_Task directions_
Where a line of the material contains the string "rooting", copy that line.

_Data records_
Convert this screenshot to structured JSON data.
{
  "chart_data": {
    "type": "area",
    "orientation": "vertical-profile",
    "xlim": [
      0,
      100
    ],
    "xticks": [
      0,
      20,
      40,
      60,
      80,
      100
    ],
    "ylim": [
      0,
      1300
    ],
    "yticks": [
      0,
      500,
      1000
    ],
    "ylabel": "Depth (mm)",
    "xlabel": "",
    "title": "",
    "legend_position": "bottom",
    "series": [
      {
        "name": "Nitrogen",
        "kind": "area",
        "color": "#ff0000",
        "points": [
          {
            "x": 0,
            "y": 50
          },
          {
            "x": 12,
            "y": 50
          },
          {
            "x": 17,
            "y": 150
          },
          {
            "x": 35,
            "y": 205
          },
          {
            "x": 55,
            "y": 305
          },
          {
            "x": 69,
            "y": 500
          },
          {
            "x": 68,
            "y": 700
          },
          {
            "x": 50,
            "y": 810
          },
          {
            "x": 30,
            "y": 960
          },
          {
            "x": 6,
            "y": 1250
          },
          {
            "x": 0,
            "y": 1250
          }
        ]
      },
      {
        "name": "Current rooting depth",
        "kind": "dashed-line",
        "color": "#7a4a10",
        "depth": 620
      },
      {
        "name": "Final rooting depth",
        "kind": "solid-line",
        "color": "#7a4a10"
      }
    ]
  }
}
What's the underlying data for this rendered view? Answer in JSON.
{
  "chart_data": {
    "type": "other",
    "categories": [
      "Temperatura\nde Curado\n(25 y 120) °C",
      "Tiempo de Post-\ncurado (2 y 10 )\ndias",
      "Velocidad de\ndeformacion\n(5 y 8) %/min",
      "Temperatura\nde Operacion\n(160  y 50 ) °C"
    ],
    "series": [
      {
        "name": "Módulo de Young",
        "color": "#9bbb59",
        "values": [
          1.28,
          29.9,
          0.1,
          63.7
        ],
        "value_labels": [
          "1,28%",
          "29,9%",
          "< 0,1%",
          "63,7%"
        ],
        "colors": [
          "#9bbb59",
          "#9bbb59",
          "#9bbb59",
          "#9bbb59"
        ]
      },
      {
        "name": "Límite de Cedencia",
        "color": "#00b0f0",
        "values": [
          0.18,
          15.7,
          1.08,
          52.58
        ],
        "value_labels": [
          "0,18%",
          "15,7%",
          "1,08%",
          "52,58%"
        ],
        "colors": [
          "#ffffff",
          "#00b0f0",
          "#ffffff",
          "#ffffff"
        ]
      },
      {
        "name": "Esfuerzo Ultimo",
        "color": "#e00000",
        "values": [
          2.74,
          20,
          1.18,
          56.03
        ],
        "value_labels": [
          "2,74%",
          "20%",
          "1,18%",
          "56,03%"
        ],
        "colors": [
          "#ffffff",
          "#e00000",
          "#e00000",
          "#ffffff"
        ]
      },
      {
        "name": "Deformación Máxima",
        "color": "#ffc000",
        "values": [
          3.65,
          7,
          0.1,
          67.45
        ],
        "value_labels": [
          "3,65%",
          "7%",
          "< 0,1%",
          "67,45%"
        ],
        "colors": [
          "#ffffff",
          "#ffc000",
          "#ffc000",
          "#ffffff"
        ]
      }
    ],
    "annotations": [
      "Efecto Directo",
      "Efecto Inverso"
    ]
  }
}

_Response to this task_
        "name": "Current rooting depth",
        "name": "Final rooting depth",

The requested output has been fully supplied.